++++ INFORMATION SUPPLIED ++++

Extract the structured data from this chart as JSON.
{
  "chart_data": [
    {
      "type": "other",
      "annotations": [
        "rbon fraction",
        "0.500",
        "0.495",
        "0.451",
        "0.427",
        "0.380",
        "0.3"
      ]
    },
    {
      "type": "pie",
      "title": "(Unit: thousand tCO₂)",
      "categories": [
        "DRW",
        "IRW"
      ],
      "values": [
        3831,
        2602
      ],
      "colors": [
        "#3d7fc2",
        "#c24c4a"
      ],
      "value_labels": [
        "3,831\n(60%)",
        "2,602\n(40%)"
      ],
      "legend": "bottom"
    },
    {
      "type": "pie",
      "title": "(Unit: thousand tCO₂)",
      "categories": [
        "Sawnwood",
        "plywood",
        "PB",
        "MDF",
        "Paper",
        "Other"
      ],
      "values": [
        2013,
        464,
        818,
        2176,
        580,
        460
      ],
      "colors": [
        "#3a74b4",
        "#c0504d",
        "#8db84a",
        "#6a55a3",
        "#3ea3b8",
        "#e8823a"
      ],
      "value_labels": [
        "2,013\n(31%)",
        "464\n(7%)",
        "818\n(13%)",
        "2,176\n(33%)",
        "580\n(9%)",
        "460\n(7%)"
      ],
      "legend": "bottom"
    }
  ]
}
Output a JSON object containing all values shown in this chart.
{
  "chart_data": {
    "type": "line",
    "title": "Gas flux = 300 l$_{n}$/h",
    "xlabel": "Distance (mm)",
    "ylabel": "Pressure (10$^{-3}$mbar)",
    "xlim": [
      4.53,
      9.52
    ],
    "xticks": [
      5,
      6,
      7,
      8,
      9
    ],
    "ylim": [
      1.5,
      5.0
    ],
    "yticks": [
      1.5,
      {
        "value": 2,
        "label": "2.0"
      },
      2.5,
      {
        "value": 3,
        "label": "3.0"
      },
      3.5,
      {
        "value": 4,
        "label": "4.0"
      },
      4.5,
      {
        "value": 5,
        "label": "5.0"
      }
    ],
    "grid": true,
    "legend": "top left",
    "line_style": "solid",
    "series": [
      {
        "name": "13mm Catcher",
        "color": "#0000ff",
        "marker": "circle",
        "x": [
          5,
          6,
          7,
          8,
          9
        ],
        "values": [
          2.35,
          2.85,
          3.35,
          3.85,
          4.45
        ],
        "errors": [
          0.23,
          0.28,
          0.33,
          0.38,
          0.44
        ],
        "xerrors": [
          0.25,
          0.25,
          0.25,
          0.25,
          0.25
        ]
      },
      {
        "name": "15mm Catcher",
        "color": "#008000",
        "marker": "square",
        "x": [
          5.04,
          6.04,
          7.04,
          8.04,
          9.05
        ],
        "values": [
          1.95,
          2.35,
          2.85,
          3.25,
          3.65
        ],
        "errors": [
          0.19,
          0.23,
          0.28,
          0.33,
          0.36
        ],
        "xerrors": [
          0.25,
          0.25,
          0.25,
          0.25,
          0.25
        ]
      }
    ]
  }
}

++++

● REQUIRED TASK
Extract the full listing above without altering anything.

● EXERCISE OUTPUT
Extract the structured data from this chart as JSON.
{
  "chart_data": [
    {
      "type": "other",
      "annotations": [
        "rbon fraction",
        "0.500",
        "0.495",
        "0.451",
        "0.427",
        "0.380",
        "0.3"
      ]
    },
    {
      "type": "pie",
      "title": "(Unit: thousand tCO₂)",
      "categories": [
        "DRW",
        "IRW"
      ],
      "values": [
        3831,
        2602
      ],
      "colors": [
        "#3d7fc2",
        "#c24c4a"
      ],
      "value_labels": [
        "3,831\n(60%)",
        "2,602\n(40%)"
      ],
      "legend": "bottom"
    },
    {
      "type": "pie",
      "title": "(Unit: thousand tCO₂)",
      "categories": [
        "Sawnwood",
        "plywood",
        "PB",
        "MDF",
        "Paper",
        "Other"
      ],
      "values": [
        2013,
        464,
        818,
        2176,
        580,
        460
      ],
      "colors": [
        "#3a74b4",
        "#c0504d",
        "#8db84a",
        "#6a55a3",
        "#3ea3b8",
        "#e8823a"
      ],
      "value_labels": [
        "2,013\n(31%)",
        "464\n(7%)",
        "818\n(13%)",
        "2,176\n(33%)",
        "580\n(9%)",
        "460\n(7%)"
      ],
      "legend": "bottom"
    }
  ]
}
Output a JSON object containing all values shown in this chart.
{
  "chart_data": {
    "type": "line",
    "title": "Gas flux = 300 l$_{n}$/h",
    "xlabel": "Distance (mm)",
    "ylabel": "Pressure (10$^{-3}$mbar)",
    "xlim": [
      4.53,
      9.52
    ],
    "xticks": [
      5,
      6,
      7,
      8,
      9
    ],
    "ylim": [
      1.5,
      5.0
    ],
    "yticks": [
      1.5,
      {
        "value": 2,
        "label": "2.0"
      },
      2.5,
      {
        "value": 3,
        "label": "3.0"
      },
      3.5,
      {
        "value": 4,
        "label": "4.0"
      },
      4.5,
      {
        "value": 5,
        "label": "5.0"
      }
    ],
    "grid": true,
    "legend": "top left",
    "line_style": "solid",
    "series": [
      {
        "name": "13mm Catcher",
        "color": "#0000ff",
        "marker": "circle",
        "x": [
          5,
          6,
          7,
          8,
          9
        ],
        "values": [
          2.35,
          2.85,
          3.35,
          3.85,
          4.45
        ],
        "errors": [
          0.23,
          0.28,
          0.33,
          0.38,
          0.44
        ],
        "xerrors": [
          0.25,
          0.25,
          0.25,
          0.25,
          0.25
        ]
      },
      {
        "name": "15mm Catcher",
        "color": "#008000",
        "marker": "square",
        "x": [
          5.04,
          6.04,
          7.04,
          8.04,
          9.05
        ],
        "values": [
          1.95,
          2.35,
          2.85,
          3.25,
          3.65
        ],
        "errors": [
          0.19,
          0.23,
          0.28,
          0.33,
          0.36
        ],
        "xerrors": [
          0.25,
          0.25,
          0.25,
          0.25,
          0.25
        ]
      }
    ]
  }
}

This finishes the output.